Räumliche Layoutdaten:
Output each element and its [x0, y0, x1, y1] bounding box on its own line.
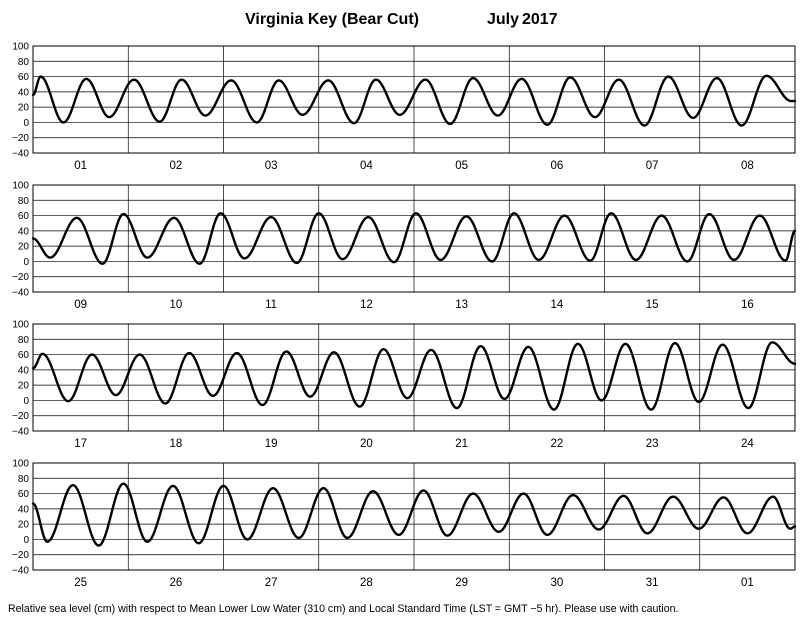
day-label: 14: [550, 299, 563, 311]
day-label: 22: [550, 438, 563, 450]
day-label: 02: [169, 160, 182, 172]
day-label: 11: [265, 299, 277, 311]
day-label: 25: [74, 577, 87, 589]
tide-series-line: [31, 74, 797, 127]
y-tick-label: −40: [12, 149, 29, 160]
day-label: 12: [360, 299, 373, 311]
panel-frame: [32, 323, 796, 432]
day-label: 08: [741, 160, 754, 172]
y-tick-label: 60: [18, 350, 30, 361]
day-label: 05: [455, 160, 468, 172]
chart-year: 2017: [522, 11, 558, 28]
y-tick-label: 0: [23, 396, 29, 407]
y-tick-label: 20: [18, 520, 30, 531]
day-label: 23: [646, 438, 659, 450]
y-tick-label: −20: [12, 272, 29, 283]
y-tick-label: 0: [23, 118, 29, 129]
y-tick-label: 100: [12, 181, 29, 192]
y-tick-label: 100: [12, 42, 29, 53]
day-label: 15: [646, 299, 659, 311]
tide-series-line: [31, 212, 797, 265]
y-tick-label: 100: [12, 459, 29, 470]
y-tick-label: −40: [12, 566, 29, 577]
chart-title: Virginia Key (Bear Cut): [245, 11, 419, 28]
day-label: 18: [169, 438, 182, 450]
y-tick-label: 20: [18, 242, 30, 253]
y-tick-label: −40: [12, 427, 29, 438]
day-label: 16: [741, 299, 754, 311]
day-label: 26: [169, 577, 182, 589]
y-tick-label: 80: [18, 57, 30, 68]
day-label: 03: [265, 160, 278, 172]
day-label: 01: [74, 160, 87, 172]
y-tick-label: 100: [12, 320, 29, 331]
chart-month: July: [487, 11, 519, 28]
day-label: 20: [360, 438, 373, 450]
footer-note: Relative sea level (cm) with respect to …: [8, 603, 678, 615]
y-tick-label: 40: [18, 504, 30, 515]
tide-series-line: [31, 482, 797, 547]
day-label: 30: [550, 577, 563, 589]
y-tick-label: 60: [18, 211, 30, 222]
y-tick-label: 40: [18, 87, 30, 98]
day-label: 07: [646, 160, 659, 172]
y-tick-label: 20: [18, 381, 30, 392]
y-tick-label: −20: [12, 133, 29, 144]
day-label: 09: [74, 299, 87, 311]
panel-2: −40 −20 0 20 40 60 80 100 09 10 11 12 13 14 15 16: [12, 181, 797, 311]
panel-frame: [32, 462, 796, 571]
y-tick-label: 80: [18, 474, 30, 485]
day-label: 28: [360, 577, 373, 589]
panel-1: −40 −20 0 20 40 60 80 100 01 02 03 04 05 06 07 08: [12, 42, 797, 172]
y-tick-label: 80: [18, 335, 30, 346]
y-tick-label: 60: [18, 72, 30, 83]
day-label: 17: [74, 438, 87, 450]
day-label: 29: [455, 577, 468, 589]
y-tick-label: −20: [12, 550, 29, 561]
y-tick-label: 0: [23, 257, 29, 268]
y-tick-label: −20: [12, 411, 29, 422]
day-label: 27: [265, 577, 278, 589]
tide-series-line: [31, 341, 797, 411]
day-label: 06: [550, 160, 563, 172]
day-label: 19: [265, 438, 278, 450]
y-tick-label: 60: [18, 489, 30, 500]
day-label: 13: [455, 299, 468, 311]
y-tick-label: 40: [18, 365, 30, 376]
y-tick-label: 80: [18, 196, 30, 207]
y-tick-label: 40: [18, 226, 30, 237]
panel-frame: [32, 45, 796, 154]
panel-3: −40 −20 0 20 40 60 80 100 17 18 19 20 21 22 23 24: [12, 320, 797, 450]
y-tick-label: −40: [12, 288, 29, 299]
day-label: 21: [455, 438, 468, 450]
y-tick-label: 0: [23, 535, 29, 546]
day-label: 24: [741, 438, 754, 450]
day-label: 10: [169, 299, 182, 311]
day-label: 31: [646, 577, 659, 589]
day-label: 04: [360, 160, 373, 172]
y-tick-label: 20: [18, 103, 30, 114]
panel-4: −40 −20 0 20 40 60 80 100 25 26 27 28 29 30 31 01: [12, 459, 797, 589]
day-label: 01: [741, 577, 754, 589]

Schriftliche Aufgabe: Entnimm allen Einträgen oben sämtliche Zeilen und gib sie wortgetreu wieder. Die Bilder lässt du dabei weg.

Antwort zur Aufgabe:
Output each element and its [x0, y0, x1, y1] bounding box on its own line.
day-label: 14: [550, 299, 563, 311]
day-label: 22: [550, 438, 563, 450]
day-label: 02: [169, 160, 182, 172]
day-label: 11: [265, 299, 277, 311]
day-label: 25: [74, 577, 87, 589]
tide-series-line: [31, 74, 797, 127]
y-tick-label: −40: [12, 149, 29, 160]
day-label: 12: [360, 299, 373, 311]
panel-frame: [32, 323, 796, 432]
day-label: 08: [741, 160, 754, 172]
y-tick-label: 60: [18, 350, 30, 361]
day-label: 05: [455, 160, 468, 172]
chart-year: 2017: [522, 11, 558, 28]
y-tick-label: 0: [23, 396, 29, 407]
y-tick-label: 20: [18, 520, 30, 531]
day-label: 23: [646, 438, 659, 450]
y-tick-label: −20: [12, 272, 29, 283]
y-tick-label: 0: [23, 118, 29, 129]
y-tick-label: 100: [12, 181, 29, 192]
y-tick-label: 100: [12, 42, 29, 53]
day-label: 15: [646, 299, 659, 311]
tide-series-line: [31, 212, 797, 265]
y-tick-label: 100: [12, 459, 29, 470]
y-tick-label: −40: [12, 566, 29, 577]
chart-title: Virginia Key (Bear Cut): [245, 11, 419, 28]
day-label: 18: [169, 438, 182, 450]
y-tick-label: 20: [18, 242, 30, 253]
y-tick-label: −40: [12, 427, 29, 438]
day-label: 16: [741, 299, 754, 311]
day-label: 26: [169, 577, 182, 589]
y-tick-label: 80: [18, 57, 30, 68]
day-label: 03: [265, 160, 278, 172]
day-label: 01: [74, 160, 87, 172]
y-tick-label: 100: [12, 320, 29, 331]
chart-month: July: [487, 11, 519, 28]
day-label: 20: [360, 438, 373, 450]
footer-note: Relative sea level (cm) with respect to …: [8, 603, 678, 615]
y-tick-label: 40: [18, 504, 30, 515]
tide-series-line: [31, 482, 797, 547]
day-label: 30: [550, 577, 563, 589]
y-tick-label: 60: [18, 211, 30, 222]
y-tick-label: 40: [18, 87, 30, 98]
day-label: 07: [646, 160, 659, 172]
y-tick-label: 20: [18, 381, 30, 392]
y-tick-label: −20: [12, 133, 29, 144]
day-label: 09: [74, 299, 87, 311]
panel-2: −40 −20 0 20 40 60 80 100 09 10 11 12 13 14 15 16: [12, 181, 797, 311]
panel-frame: [32, 462, 796, 571]
y-tick-label: 80: [18, 474, 30, 485]
day-label: 28: [360, 577, 373, 589]
panel-1: −40 −20 0 20 40 60 80 100 01 02 03 04 05 06 07 08: [12, 42, 797, 172]
y-tick-label: 80: [18, 335, 30, 346]
y-tick-label: 60: [18, 72, 30, 83]
day-label: 17: [74, 438, 87, 450]
day-label: 29: [455, 577, 468, 589]
y-tick-label: −20: [12, 550, 29, 561]
y-tick-label: 0: [23, 257, 29, 268]
y-tick-label: −20: [12, 411, 29, 422]
day-label: 27: [265, 577, 278, 589]
tide-series-line: [31, 341, 797, 411]
day-label: 06: [550, 160, 563, 172]
day-label: 19: [265, 438, 278, 450]
y-tick-label: 60: [18, 489, 30, 500]
day-label: 13: [455, 299, 468, 311]
y-tick-label: 40: [18, 365, 30, 376]
y-tick-label: 80: [18, 196, 30, 207]
y-tick-label: 40: [18, 226, 30, 237]
panel-frame: [32, 45, 796, 154]
panel-3: −40 −20 0 20 40 60 80 100 17 18 19 20 21 22 23 24: [12, 320, 797, 450]
y-tick-label: −40: [12, 288, 29, 299]
day-label: 21: [455, 438, 468, 450]
y-tick-label: 0: [23, 535, 29, 546]
day-label: 24: [741, 438, 754, 450]
day-label: 10: [169, 299, 182, 311]
day-label: 31: [646, 577, 659, 589]
day-label: 04: [360, 160, 373, 172]
y-tick-label: 20: [18, 103, 30, 114]
panel-4: −40 −20 0 20 40 60 80 100 25 26 27 28 29 30 31 01: [12, 459, 797, 589]
day-label: 01: [741, 577, 754, 589]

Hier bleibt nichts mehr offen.